-- start --

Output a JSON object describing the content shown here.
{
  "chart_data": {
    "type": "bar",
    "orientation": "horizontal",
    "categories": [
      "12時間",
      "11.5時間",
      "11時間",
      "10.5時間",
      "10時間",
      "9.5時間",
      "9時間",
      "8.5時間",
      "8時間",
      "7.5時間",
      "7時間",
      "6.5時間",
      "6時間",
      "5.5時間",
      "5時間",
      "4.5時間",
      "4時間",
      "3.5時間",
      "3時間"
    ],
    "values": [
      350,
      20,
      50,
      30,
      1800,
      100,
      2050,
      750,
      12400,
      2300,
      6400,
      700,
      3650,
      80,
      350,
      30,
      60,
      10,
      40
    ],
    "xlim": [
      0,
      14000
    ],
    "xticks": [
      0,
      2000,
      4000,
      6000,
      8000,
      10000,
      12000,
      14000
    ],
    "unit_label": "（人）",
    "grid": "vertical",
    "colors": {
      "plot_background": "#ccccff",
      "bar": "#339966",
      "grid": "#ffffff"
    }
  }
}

-- end --

Required work: All of the material above needs to be retyped word for word.

Solution for this task:
Output a JSON object describing the content shown here.
{
  "chart_data": {
    "type": "bar",
    "orientation": "horizontal",
    "categories": [
      "12時間",
      "11.5時間",
      "11時間",
      "10.5時間",
      "10時間",
      "9.5時間",
      "9時間",
      "8.5時間",
      "8時間",
      "7.5時間",
      "7時間",
      "6.5時間",
      "6時間",
      "5.5時間",
      "5時間",
      "4.5時間",
      "4時間",
      "3.5時間",
      "3時間"
    ],
    "values": [
      350,
      20,
      50,
      30,
      1800,
      100,
      2050,
      750,
      12400,
      2300,
      6400,
      700,
      3650,
      80,
      350,
      30,
      60,
      10,
      40
    ],
    "xlim": [
      0,
      14000
    ],
    "xticks": [
      0,
      2000,
      4000,
      6000,
      8000,
      10000,
      12000,
      14000
    ],
    "unit_label": "（人）",
    "grid": "vertical",
    "colors": {
      "plot_background": "#ccccff",
      "bar": "#339966",
      "grid": "#ffffff"
    }
  }
}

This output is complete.